[WHAT THIS TASK INVOLVES]: Write out the listing below without alteration, omitting its pictures.

--- START OF SOURCE MATERIAL ---

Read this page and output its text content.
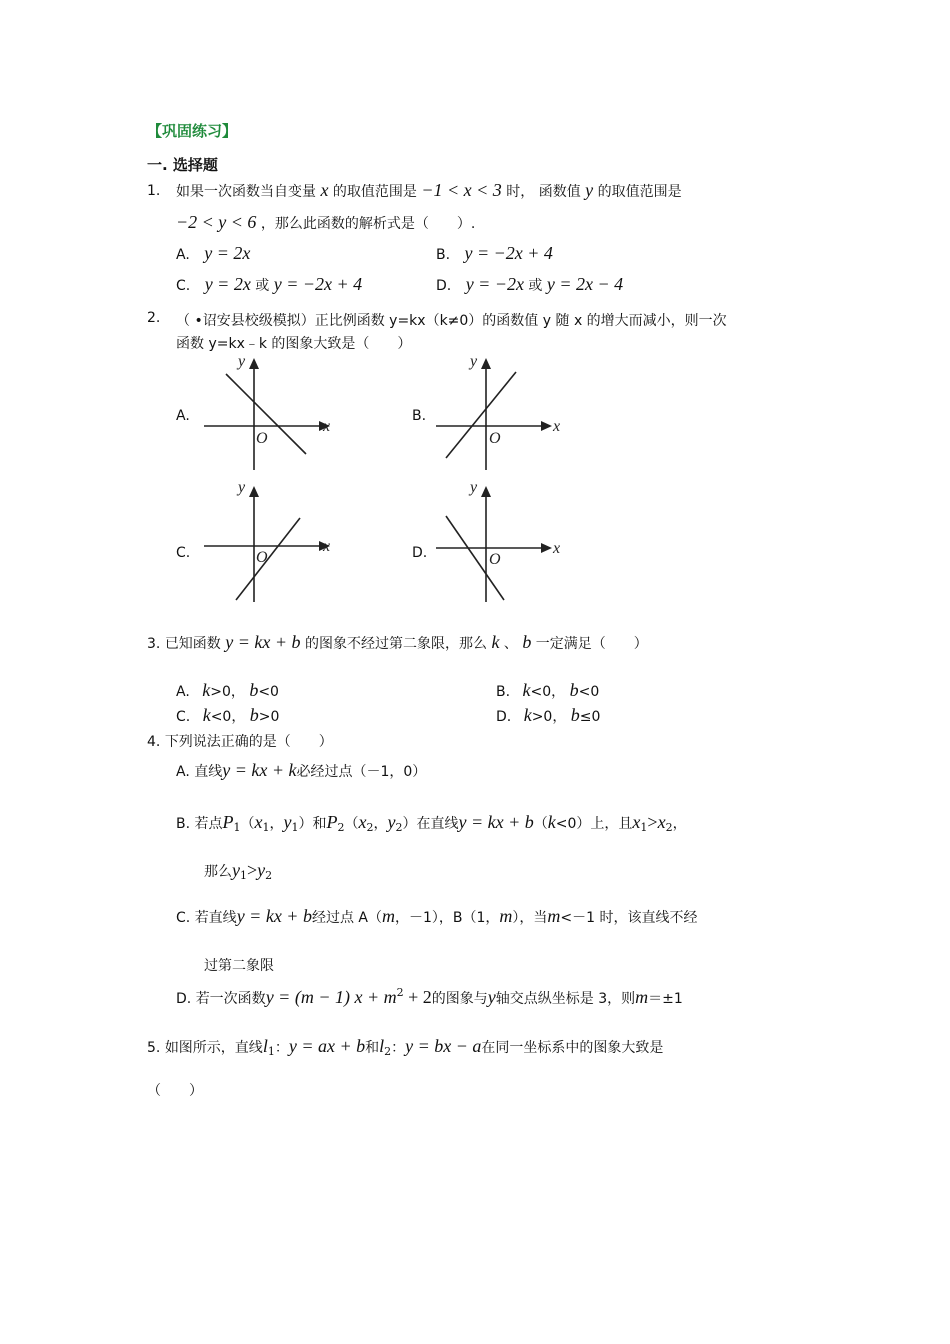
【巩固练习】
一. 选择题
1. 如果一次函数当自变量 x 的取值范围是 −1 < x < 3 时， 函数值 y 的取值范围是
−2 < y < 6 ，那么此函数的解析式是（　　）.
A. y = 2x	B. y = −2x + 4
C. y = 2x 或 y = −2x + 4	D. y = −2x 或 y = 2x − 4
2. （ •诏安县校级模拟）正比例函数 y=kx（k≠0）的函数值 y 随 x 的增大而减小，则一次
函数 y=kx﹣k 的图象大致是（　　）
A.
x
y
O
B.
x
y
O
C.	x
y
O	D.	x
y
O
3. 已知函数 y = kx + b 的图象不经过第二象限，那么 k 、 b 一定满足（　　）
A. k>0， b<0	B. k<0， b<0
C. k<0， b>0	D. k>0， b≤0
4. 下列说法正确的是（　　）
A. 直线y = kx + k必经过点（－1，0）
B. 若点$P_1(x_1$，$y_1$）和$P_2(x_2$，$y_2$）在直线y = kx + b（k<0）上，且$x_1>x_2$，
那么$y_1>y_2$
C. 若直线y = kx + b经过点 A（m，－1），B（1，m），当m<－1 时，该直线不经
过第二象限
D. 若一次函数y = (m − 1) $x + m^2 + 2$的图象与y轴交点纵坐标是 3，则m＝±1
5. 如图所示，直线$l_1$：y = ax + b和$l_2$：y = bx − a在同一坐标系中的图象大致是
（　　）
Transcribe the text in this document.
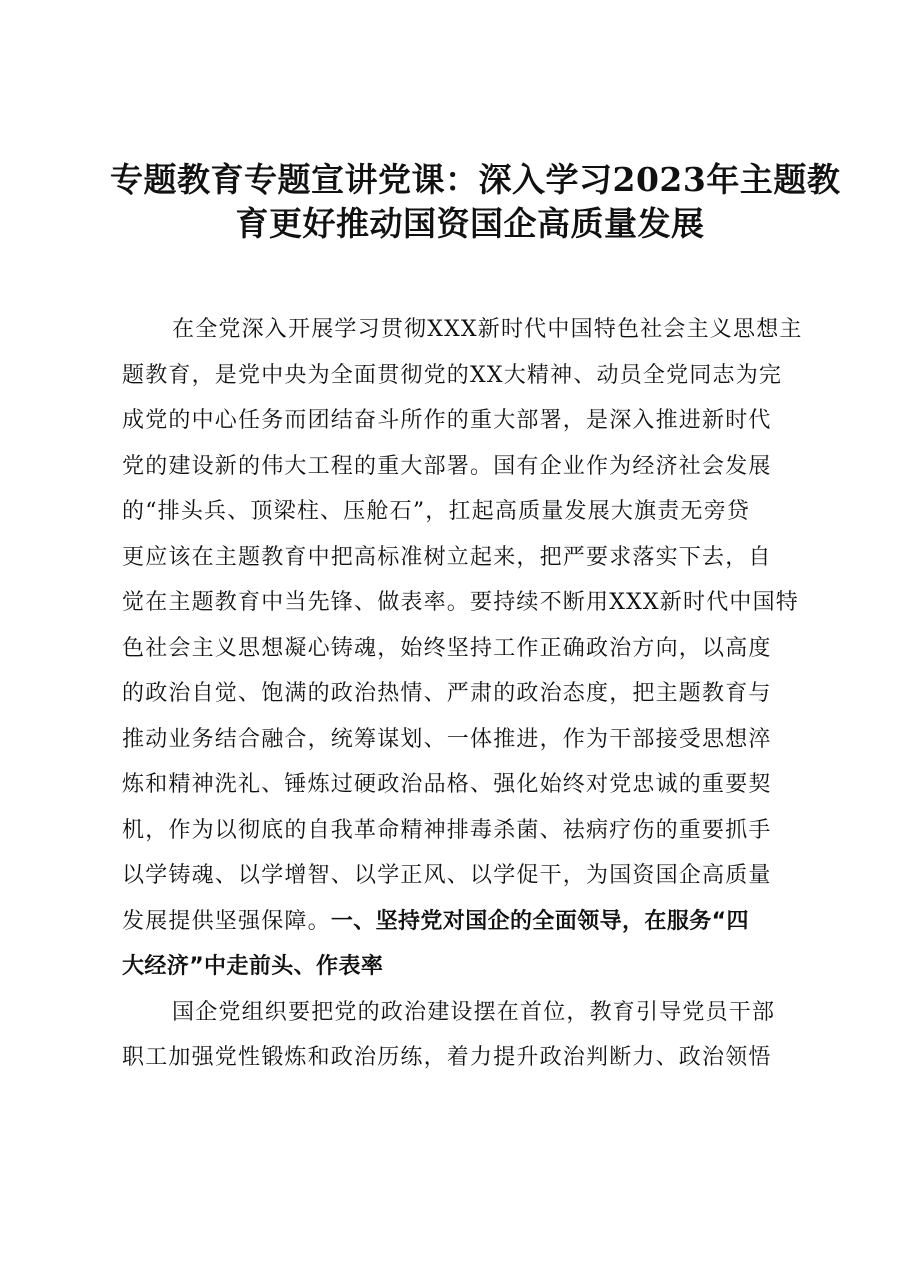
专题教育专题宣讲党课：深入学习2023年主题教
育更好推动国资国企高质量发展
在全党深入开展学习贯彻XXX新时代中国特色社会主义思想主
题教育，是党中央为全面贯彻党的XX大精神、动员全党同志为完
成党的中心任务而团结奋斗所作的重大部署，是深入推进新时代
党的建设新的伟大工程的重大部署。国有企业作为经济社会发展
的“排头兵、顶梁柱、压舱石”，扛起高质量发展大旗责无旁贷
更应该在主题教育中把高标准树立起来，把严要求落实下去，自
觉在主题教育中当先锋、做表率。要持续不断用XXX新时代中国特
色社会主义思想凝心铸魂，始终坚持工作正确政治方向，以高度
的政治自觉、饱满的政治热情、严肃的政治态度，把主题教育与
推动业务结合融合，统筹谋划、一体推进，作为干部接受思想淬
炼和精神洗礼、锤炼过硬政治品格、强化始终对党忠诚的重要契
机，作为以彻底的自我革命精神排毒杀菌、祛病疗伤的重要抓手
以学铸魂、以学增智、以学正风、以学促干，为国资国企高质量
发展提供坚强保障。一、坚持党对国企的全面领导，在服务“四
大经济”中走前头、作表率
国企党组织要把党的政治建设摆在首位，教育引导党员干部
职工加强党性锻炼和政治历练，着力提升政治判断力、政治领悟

--- END OF SOURCE MATERIAL ---

[ANSWER FOR THE TASK]:
Read this page and output its text content.
【巩固练习】
一. 选择题
1. 如果一次函数当自变量 x 的取值范围是 −1 < x < 3 时， 函数值 y 的取值范围是
−2 < y < 6 ，那么此函数的解析式是（　　）.
A. y = 2x	B. y = −2x + 4
C. y = 2x 或 y = −2x + 4	D. y = −2x 或 y = 2x − 4
2. （ •诏安县校级模拟）正比例函数 y=kx（k≠0）的函数值 y 随 x 的增大而减小，则一次
函数 y=kx﹣k 的图象大致是（　　）
A.
x
y
O
B.
x
y
O
C.	x
y
O	D.	x
y
O
3. 已知函数 y = kx + b 的图象不经过第二象限，那么 k 、 b 一定满足（　　）
A. k>0， b<0	B. k<0， b<0
C. k<0， b>0	D. k>0， b≤0
4. 下列说法正确的是（　　）
A. 直线y = kx + k必经过点（－1，0）
B. 若点$P_1(x_1$，$y_1$）和$P_2(x_2$，$y_2$）在直线y = kx + b（k<0）上，且$x_1>x_2$，
那么$y_1>y_2$
C. 若直线y = kx + b经过点 A（m，－1），B（1，m），当m<－1 时，该直线不经
过第二象限
D. 若一次函数y = (m − 1) $x + m^2 + 2$的图象与y轴交点纵坐标是 3，则m＝±1
5. 如图所示，直线$l_1$：y = ax + b和$l_2$：y = bx − a在同一坐标系中的图象大致是
（　　）
Transcribe the text in this document.
专题教育专题宣讲党课：深入学习2023年主题教
育更好推动国资国企高质量发展
在全党深入开展学习贯彻XXX新时代中国特色社会主义思想主
题教育，是党中央为全面贯彻党的XX大精神、动员全党同志为完
成党的中心任务而团结奋斗所作的重大部署，是深入推进新时代
党的建设新的伟大工程的重大部署。国有企业作为经济社会发展
的“排头兵、顶梁柱、压舱石”，扛起高质量发展大旗责无旁贷
更应该在主题教育中把高标准树立起来，把严要求落实下去，自
觉在主题教育中当先锋、做表率。要持续不断用XXX新时代中国特
色社会主义思想凝心铸魂，始终坚持工作正确政治方向，以高度
的政治自觉、饱满的政治热情、严肃的政治态度，把主题教育与
推动业务结合融合，统筹谋划、一体推进，作为干部接受思想淬
炼和精神洗礼、锤炼过硬政治品格、强化始终对党忠诚的重要契
机，作为以彻底的自我革命精神排毒杀菌、祛病疗伤的重要抓手
以学铸魂、以学增智、以学正风、以学促干，为国资国企高质量
发展提供坚强保障。一、坚持党对国企的全面领导，在服务“四
大经济”中走前头、作表率
国企党组织要把党的政治建设摆在首位，教育引导党员干部
职工加强党性锻炼和政治历练，着力提升政治判断力、政治领悟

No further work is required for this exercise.